Answer these questions using the text on cosmic-ray composition:
(a) What is the nature of the primary cosmic rays intimately related to?
(b) Besides primary energy reconstruction, what kind of studies does the text say knowledge of the composition is important for?
(c) What do the hadronic interaction models extrapolate to the energies of the cosmic rays?

======== Text extract

The nature of the primary cosmic rays is intimately related to the astrophysical objects 
capable of accelerating these particles to such high energies. Also, propagation in the 
intergalactic medium depends on the composition, which affects the resulting spectral 
distribution of the flux observed at Earth. A knowledge of the composition is also very 
important for primary energy reconstruction and for anisotropy studies. 

One of the most important limitations of composition analyses comes from the lack 
of knowledge of the hadronic interactions at the highest energies. Composition studies 
are based on the comparison of experimental data with Monte Carlo simulations of 
atmospheric cosmic rays showers, which makes use of hadronic interaction models which 
extrapolate the available low energy accelerator data to the energies of the cosmic rays.

================
======== Entries

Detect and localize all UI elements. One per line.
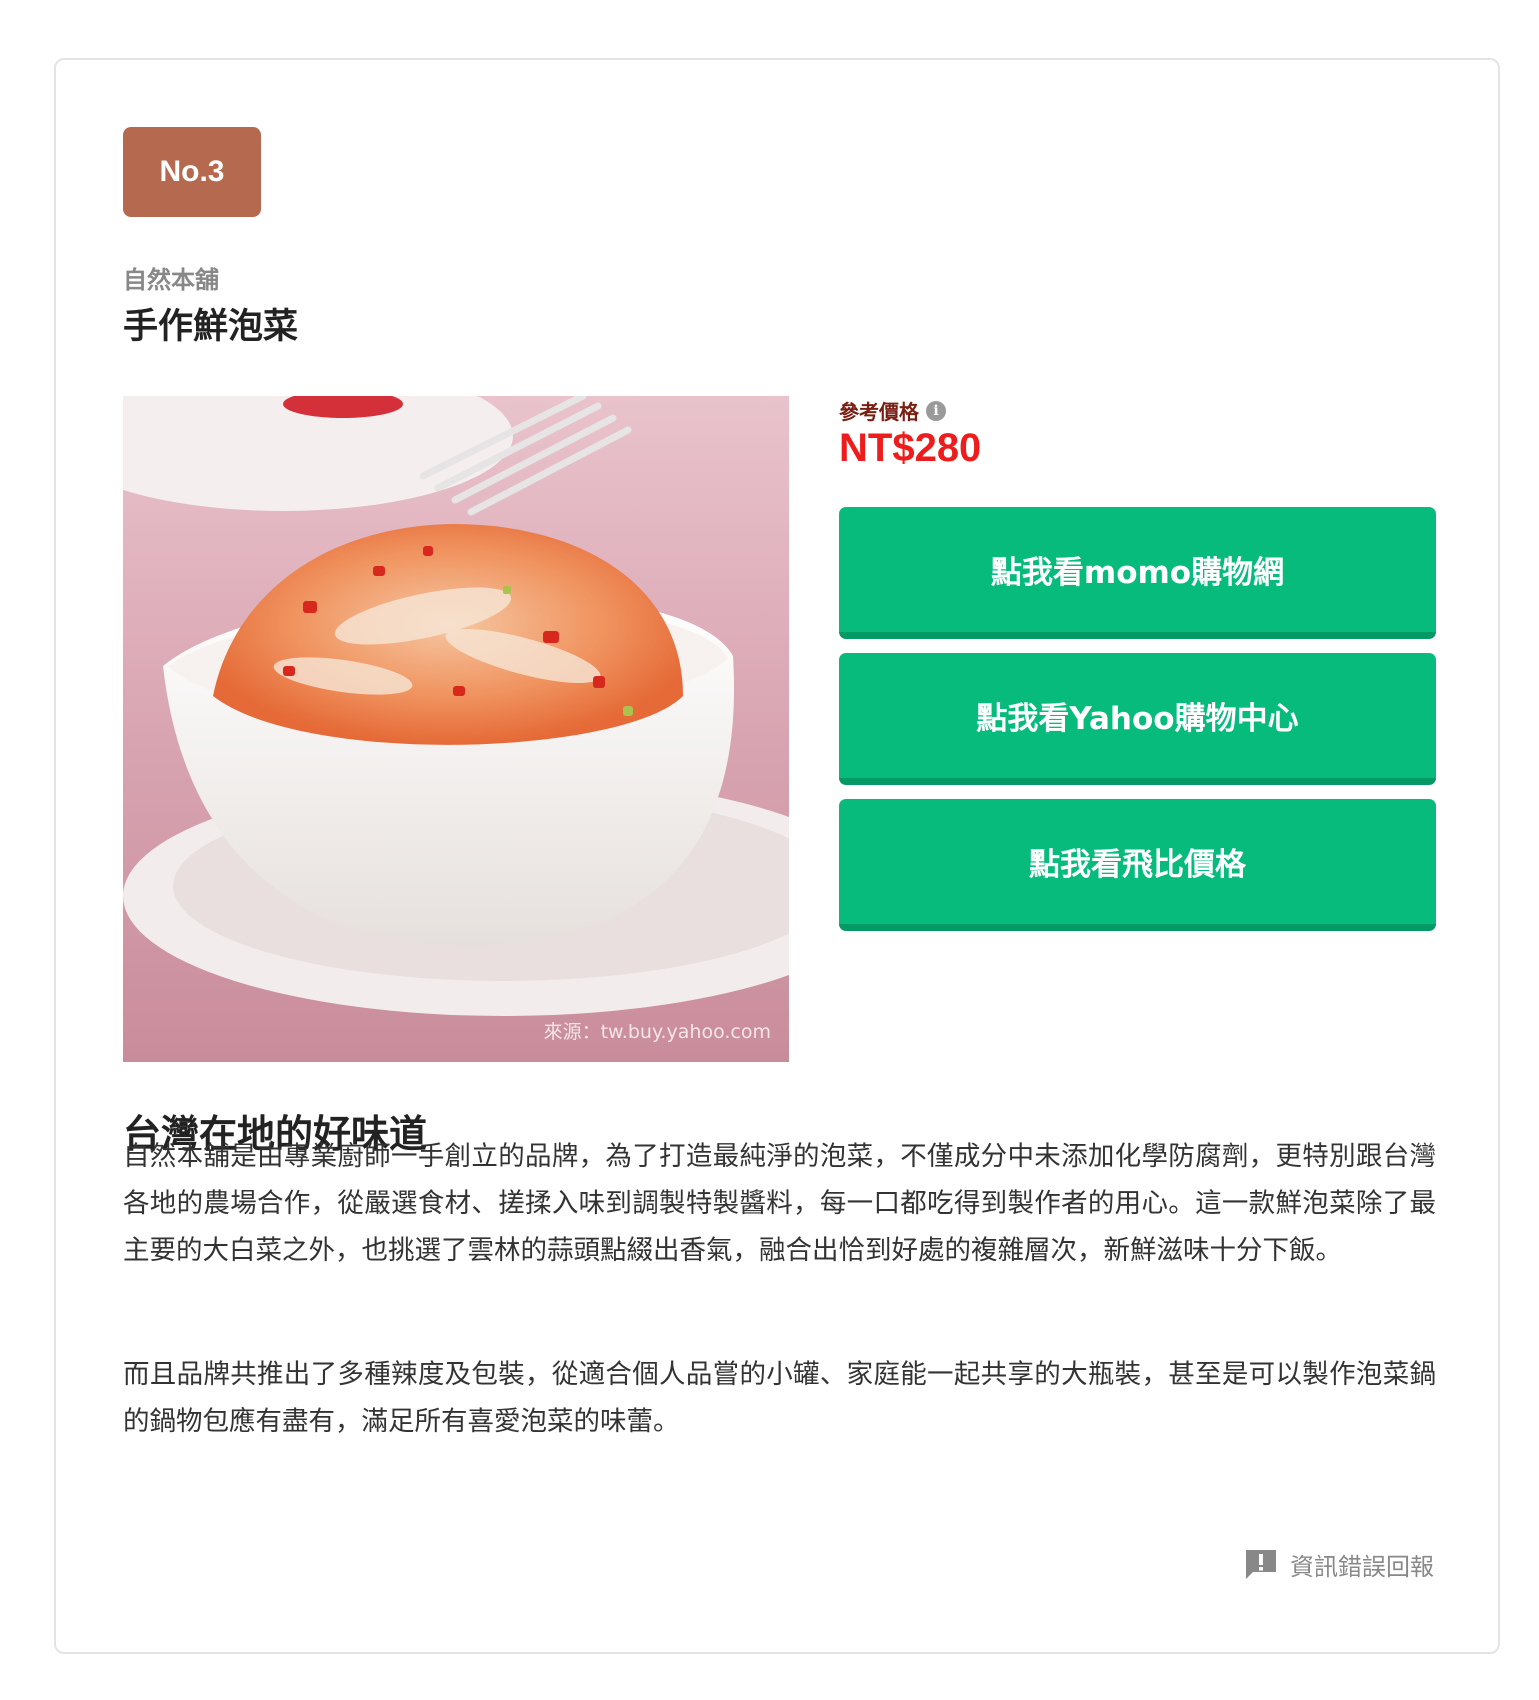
- product-image: 來源：tw.buy.yahoo.com: [123, 396, 789, 1062]
- feebee-price-button[interactable]: 點我看飛比價格: [839, 799, 1436, 931]
- feedback-icon: [1244, 1548, 1278, 1582]
- report-error-link[interactable]: 資訊錯誤回報: [1244, 1547, 1434, 1582]
- report-label: 資訊錯誤回報: [1290, 1553, 1434, 1581]
- reference-price-label: 參考價格 i: [839, 396, 946, 425]
- image-source-credit: 來源：tw.buy.yahoo.com: [543, 1021, 771, 1043]
- brand-name: 自然本舖: [123, 266, 219, 294]
- price-label-text: 參考價格: [839, 400, 919, 424]
- info-icon[interactable]: i: [926, 400, 946, 421]
- price-value: NT$280: [839, 426, 982, 470]
- description-paragraph: 而且品牌共推出了多種辣度及包裝，從適合個人品嘗的小罐、家庭能一起共享的大瓶裝，甚…: [123, 1359, 1436, 1437]
- momo-shop-button[interactable]: 點我看momo購物網: [839, 507, 1436, 639]
- rank-badge: No.3: [123, 127, 261, 217]
- kimchi-bowl-photo: [123, 396, 789, 1062]
- description-paragraph: 自然本舖是由專業廚師一手創立的品牌，為了打造最純淨的泡菜，不僅成分中未添加化學防…: [123, 1141, 1436, 1266]
- product-card: No.3 自然本舖 手作鮮泡菜 來源：tw.buy.yahoo.com 參考價格…: [54, 58, 1500, 1654]
- product-name: 手作鮮泡菜: [123, 307, 299, 347]
- yahoo-shop-button[interactable]: 點我看Yahoo購物中心: [839, 653, 1436, 785]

================

Response to this exercise:
(a) The astrophysical objects capable of accelerating these particles to such high energies.
(b) Anisotropy studies.
(c) The available low energy accelerator data.